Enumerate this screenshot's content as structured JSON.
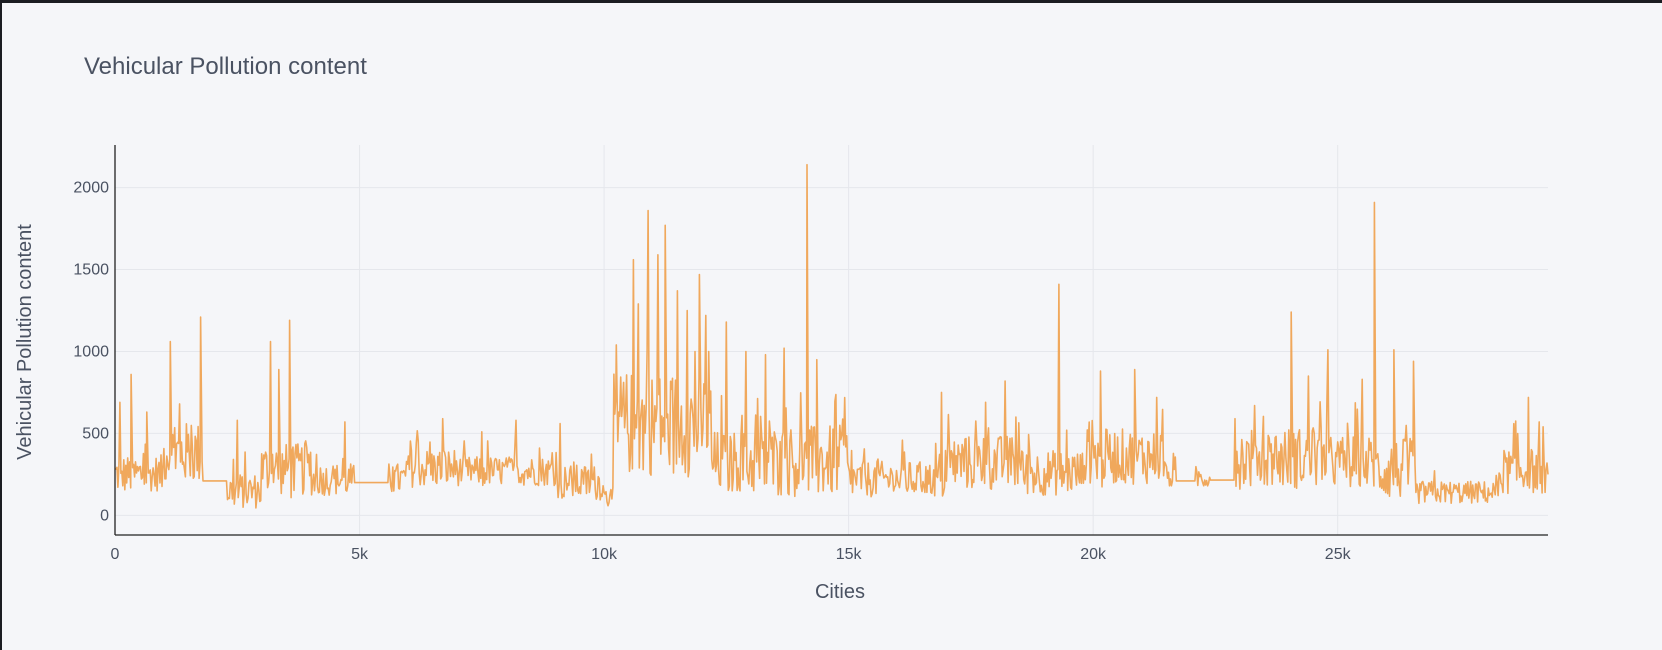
{
  "chart_data": {
    "type": "line",
    "title": "Vehicular Pollution content",
    "xlabel": "Cities",
    "ylabel": "Vehicular Pollution content",
    "xlim": [
      0,
      29300
    ],
    "ylim": [
      -120,
      2260
    ],
    "x_ticks": [
      0,
      5000,
      10000,
      15000,
      20000,
      25000
    ],
    "x_tick_labels": [
      "0",
      "5k",
      "10k",
      "15k",
      "20k",
      "25k"
    ],
    "y_ticks": [
      0,
      500,
      1000,
      1500,
      2000
    ],
    "y_tick_labels": [
      "0",
      "500",
      "1000",
      "1500",
      "2000"
    ],
    "grid": true,
    "legend": "none",
    "color": "#f0a04a",
    "series": [
      {
        "name": "Vehicular Pollution content",
        "n_points": 29300,
        "segments": [
          {
            "x": [
              0,
              1000
            ],
            "base": 250,
            "noise": 120,
            "min": 150,
            "max": 560
          },
          {
            "x": [
              1000,
              2000
            ],
            "base": 380,
            "noise": 190,
            "min": 220,
            "max": 720
          },
          {
            "x": [
              2000,
              3000
            ],
            "base": 150,
            "noise": 110,
            "min": 30,
            "max": 500
          },
          {
            "x": [
              3000,
              4000
            ],
            "base": 280,
            "noise": 160,
            "min": 70,
            "max": 700
          },
          {
            "x": [
              4000,
              6000
            ],
            "base": 220,
            "noise": 100,
            "min": 80,
            "max": 520
          },
          {
            "x": [
              6000,
              7000
            ],
            "base": 290,
            "noise": 120,
            "min": 60,
            "max": 560
          },
          {
            "x": [
              7000,
              9000
            ],
            "base": 270,
            "noise": 90,
            "min": 160,
            "max": 500
          },
          {
            "x": [
              9000,
              10000
            ],
            "base": 200,
            "noise": 110,
            "min": 60,
            "max": 500
          },
          {
            "x": [
              10000,
              10200
            ],
            "base": 110,
            "noise": 60,
            "min": 40,
            "max": 200
          },
          {
            "x": [
              10200,
              12200
            ],
            "base": 560,
            "noise": 320,
            "min": 130,
            "max": 1000
          },
          {
            "x": [
              12200,
              13300
            ],
            "base": 320,
            "noise": 200,
            "min": 150,
            "max": 800
          },
          {
            "x": [
              13300,
              15000
            ],
            "base": 330,
            "noise": 220,
            "min": 60,
            "max": 820
          },
          {
            "x": [
              15000,
              17000
            ],
            "base": 220,
            "noise": 110,
            "min": 50,
            "max": 480
          },
          {
            "x": [
              17000,
              18500
            ],
            "base": 320,
            "noise": 170,
            "min": 80,
            "max": 720
          },
          {
            "x": [
              18500,
              19800
            ],
            "base": 260,
            "noise": 140,
            "min": 60,
            "max": 700
          },
          {
            "x": [
              19800,
              21500
            ],
            "base": 360,
            "noise": 170,
            "min": 150,
            "max": 780
          },
          {
            "x": [
              21500,
              22800
            ],
            "base": 230,
            "noise": 70,
            "min": 180,
            "max": 420
          },
          {
            "x": [
              22800,
              24800
            ],
            "base": 350,
            "noise": 190,
            "min": 130,
            "max": 720
          },
          {
            "x": [
              24800,
              25800
            ],
            "base": 320,
            "noise": 170,
            "min": 120,
            "max": 700
          },
          {
            "x": [
              25800,
              26600
            ],
            "base": 280,
            "noise": 190,
            "min": 20,
            "max": 700
          },
          {
            "x": [
              26600,
              28300
            ],
            "base": 140,
            "noise": 70,
            "min": 20,
            "max": 320
          },
          {
            "x": [
              28300,
              29300
            ],
            "base": 270,
            "noise": 140,
            "min": 60,
            "max": 700
          }
        ],
        "flat_runs": [
          {
            "x": [
              1800,
              2300
            ],
            "value": 210
          },
          {
            "x": [
              4900,
              5600
            ],
            "value": 200
          },
          {
            "x": [
              21700,
              22100
            ],
            "value": 210
          },
          {
            "x": [
              22400,
              22900
            ],
            "value": 215
          }
        ],
        "peaks": [
          {
            "x": 100,
            "value": 690
          },
          {
            "x": 330,
            "value": 860
          },
          {
            "x": 650,
            "value": 630
          },
          {
            "x": 1130,
            "value": 1060
          },
          {
            "x": 1320,
            "value": 680
          },
          {
            "x": 1750,
            "value": 1210
          },
          {
            "x": 2500,
            "value": 580
          },
          {
            "x": 3180,
            "value": 1060
          },
          {
            "x": 3350,
            "value": 890
          },
          {
            "x": 3570,
            "value": 1190
          },
          {
            "x": 4700,
            "value": 570
          },
          {
            "x": 6700,
            "value": 590
          },
          {
            "x": 7500,
            "value": 510
          },
          {
            "x": 8200,
            "value": 580
          },
          {
            "x": 9100,
            "value": 560
          },
          {
            "x": 10250,
            "value": 1040
          },
          {
            "x": 10600,
            "value": 1560
          },
          {
            "x": 10700,
            "value": 1290
          },
          {
            "x": 10900,
            "value": 1860
          },
          {
            "x": 11100,
            "value": 1590
          },
          {
            "x": 11250,
            "value": 1770
          },
          {
            "x": 11500,
            "value": 1370
          },
          {
            "x": 11700,
            "value": 1250
          },
          {
            "x": 11950,
            "value": 1470
          },
          {
            "x": 12080,
            "value": 1220
          },
          {
            "x": 12500,
            "value": 1180
          },
          {
            "x": 12900,
            "value": 1000
          },
          {
            "x": 13300,
            "value": 980
          },
          {
            "x": 13680,
            "value": 1020
          },
          {
            "x": 14150,
            "value": 2140
          },
          {
            "x": 14350,
            "value": 950
          },
          {
            "x": 16900,
            "value": 750
          },
          {
            "x": 17800,
            "value": 690
          },
          {
            "x": 18200,
            "value": 820
          },
          {
            "x": 19300,
            "value": 1410
          },
          {
            "x": 20150,
            "value": 880
          },
          {
            "x": 20850,
            "value": 890
          },
          {
            "x": 21300,
            "value": 720
          },
          {
            "x": 23300,
            "value": 670
          },
          {
            "x": 24050,
            "value": 1240
          },
          {
            "x": 24400,
            "value": 850
          },
          {
            "x": 24800,
            "value": 1010
          },
          {
            "x": 25500,
            "value": 830
          },
          {
            "x": 25750,
            "value": 1910
          },
          {
            "x": 26150,
            "value": 1010
          },
          {
            "x": 26550,
            "value": 940
          },
          {
            "x": 28900,
            "value": 720
          },
          {
            "x": 29200,
            "value": 540
          }
        ]
      }
    ]
  }
}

○ ○ ○

List each line holding the string "Pollution".

    "title": "Vehicular Pollution content",
    "ylabel": "Vehicular Pollution content",
        "name": "Vehicular Pollution content",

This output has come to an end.